(Records from a collection of figures)
— start —
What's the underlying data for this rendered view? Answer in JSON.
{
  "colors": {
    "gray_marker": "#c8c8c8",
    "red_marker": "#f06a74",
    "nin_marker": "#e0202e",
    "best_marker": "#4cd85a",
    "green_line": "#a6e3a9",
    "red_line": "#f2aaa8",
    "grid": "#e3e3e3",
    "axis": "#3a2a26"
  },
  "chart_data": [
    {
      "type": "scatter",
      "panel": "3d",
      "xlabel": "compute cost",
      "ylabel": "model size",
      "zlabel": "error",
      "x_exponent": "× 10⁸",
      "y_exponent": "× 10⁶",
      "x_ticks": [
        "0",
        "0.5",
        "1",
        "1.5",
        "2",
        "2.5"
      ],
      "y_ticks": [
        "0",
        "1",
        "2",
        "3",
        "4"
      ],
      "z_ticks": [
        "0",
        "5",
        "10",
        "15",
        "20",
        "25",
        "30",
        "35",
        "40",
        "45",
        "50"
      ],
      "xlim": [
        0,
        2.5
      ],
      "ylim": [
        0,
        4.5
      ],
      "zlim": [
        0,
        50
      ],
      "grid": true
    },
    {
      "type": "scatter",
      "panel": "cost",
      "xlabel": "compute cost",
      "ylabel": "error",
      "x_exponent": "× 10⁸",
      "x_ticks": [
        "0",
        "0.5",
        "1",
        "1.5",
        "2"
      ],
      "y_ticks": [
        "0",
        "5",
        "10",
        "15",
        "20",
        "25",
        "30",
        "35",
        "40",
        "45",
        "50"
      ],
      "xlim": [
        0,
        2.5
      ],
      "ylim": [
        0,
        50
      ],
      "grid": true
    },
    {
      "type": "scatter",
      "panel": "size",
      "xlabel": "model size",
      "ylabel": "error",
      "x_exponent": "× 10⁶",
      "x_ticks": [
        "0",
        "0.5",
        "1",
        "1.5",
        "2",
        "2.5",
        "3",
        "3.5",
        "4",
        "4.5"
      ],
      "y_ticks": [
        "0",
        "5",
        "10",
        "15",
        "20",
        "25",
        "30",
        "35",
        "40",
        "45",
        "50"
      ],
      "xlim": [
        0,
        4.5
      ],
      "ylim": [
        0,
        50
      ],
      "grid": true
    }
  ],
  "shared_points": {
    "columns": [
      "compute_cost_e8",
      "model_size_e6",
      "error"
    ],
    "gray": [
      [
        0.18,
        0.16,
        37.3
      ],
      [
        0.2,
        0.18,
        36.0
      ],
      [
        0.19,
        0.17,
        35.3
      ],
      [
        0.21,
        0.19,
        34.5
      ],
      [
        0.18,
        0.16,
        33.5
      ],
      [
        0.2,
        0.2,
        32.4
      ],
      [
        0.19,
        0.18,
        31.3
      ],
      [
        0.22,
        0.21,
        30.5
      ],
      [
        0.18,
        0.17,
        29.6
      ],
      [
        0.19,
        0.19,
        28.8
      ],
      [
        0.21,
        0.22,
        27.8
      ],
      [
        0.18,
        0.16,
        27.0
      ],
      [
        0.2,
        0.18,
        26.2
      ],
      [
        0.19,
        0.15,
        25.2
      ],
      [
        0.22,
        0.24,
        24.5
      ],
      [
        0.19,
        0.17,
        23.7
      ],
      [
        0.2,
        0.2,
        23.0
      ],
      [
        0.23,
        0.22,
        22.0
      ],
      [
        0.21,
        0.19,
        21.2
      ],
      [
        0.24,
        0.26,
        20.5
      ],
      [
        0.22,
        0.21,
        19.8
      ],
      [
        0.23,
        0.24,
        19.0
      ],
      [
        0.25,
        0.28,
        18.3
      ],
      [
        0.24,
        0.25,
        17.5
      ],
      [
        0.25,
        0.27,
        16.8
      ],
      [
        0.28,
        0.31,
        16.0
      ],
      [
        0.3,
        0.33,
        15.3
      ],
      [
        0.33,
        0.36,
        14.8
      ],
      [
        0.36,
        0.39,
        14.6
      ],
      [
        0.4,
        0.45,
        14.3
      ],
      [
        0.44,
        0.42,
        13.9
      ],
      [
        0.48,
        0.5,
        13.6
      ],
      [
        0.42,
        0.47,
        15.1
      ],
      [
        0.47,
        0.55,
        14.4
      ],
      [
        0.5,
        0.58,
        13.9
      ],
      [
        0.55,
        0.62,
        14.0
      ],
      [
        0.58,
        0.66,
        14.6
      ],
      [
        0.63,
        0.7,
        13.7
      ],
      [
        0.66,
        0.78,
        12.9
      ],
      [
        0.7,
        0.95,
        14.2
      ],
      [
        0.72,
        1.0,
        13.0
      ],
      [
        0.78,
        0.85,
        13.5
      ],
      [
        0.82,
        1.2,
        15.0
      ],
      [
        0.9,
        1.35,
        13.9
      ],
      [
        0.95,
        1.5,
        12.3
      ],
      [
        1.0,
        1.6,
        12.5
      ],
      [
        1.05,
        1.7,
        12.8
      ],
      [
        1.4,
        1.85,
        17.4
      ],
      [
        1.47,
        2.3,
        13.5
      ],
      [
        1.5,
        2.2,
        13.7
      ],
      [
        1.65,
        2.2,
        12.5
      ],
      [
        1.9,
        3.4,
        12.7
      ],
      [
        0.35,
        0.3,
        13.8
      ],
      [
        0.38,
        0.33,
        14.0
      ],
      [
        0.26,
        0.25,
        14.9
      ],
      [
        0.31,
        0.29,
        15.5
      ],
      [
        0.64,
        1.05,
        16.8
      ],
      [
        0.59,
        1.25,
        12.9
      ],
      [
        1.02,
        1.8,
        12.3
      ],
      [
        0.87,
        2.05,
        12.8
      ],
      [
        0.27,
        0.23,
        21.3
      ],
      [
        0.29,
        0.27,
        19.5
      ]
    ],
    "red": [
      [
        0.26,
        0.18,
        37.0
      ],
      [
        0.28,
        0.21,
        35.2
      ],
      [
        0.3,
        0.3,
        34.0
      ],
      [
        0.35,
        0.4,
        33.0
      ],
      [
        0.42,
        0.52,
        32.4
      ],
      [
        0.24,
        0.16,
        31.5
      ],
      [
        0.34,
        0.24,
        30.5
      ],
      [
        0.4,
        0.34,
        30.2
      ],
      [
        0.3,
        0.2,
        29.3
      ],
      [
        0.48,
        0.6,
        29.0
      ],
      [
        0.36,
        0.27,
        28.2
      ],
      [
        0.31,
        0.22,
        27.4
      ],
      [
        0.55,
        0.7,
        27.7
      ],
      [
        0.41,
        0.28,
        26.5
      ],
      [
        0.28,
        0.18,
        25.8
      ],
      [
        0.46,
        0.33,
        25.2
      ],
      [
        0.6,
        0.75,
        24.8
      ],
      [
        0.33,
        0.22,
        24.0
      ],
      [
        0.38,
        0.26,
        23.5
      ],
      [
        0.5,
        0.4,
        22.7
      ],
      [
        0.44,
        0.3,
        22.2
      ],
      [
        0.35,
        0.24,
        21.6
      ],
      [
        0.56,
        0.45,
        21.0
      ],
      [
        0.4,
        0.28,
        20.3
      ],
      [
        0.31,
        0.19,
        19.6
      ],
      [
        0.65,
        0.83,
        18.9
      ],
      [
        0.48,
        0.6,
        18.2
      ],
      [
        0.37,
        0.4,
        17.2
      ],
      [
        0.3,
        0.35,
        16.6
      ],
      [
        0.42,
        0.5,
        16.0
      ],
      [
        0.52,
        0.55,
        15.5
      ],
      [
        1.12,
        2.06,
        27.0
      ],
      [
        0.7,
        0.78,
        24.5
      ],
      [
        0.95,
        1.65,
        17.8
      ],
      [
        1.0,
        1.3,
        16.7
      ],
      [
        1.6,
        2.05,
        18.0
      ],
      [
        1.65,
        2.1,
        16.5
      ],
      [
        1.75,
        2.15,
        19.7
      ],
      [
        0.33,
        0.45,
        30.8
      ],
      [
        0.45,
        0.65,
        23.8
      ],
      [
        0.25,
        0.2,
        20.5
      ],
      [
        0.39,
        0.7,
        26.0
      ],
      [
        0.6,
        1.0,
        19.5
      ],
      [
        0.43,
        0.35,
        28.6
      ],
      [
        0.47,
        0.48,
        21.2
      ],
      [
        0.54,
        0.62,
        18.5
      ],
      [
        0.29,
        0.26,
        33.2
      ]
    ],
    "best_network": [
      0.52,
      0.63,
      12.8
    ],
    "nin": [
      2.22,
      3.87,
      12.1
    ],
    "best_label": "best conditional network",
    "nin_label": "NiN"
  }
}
— end —
Aim
In the listing above, find the lines holding the word "error" and copy them.

Answer
      "zlabel": "error",
      "ylabel": "error",
      "ylabel": "error",
      "error"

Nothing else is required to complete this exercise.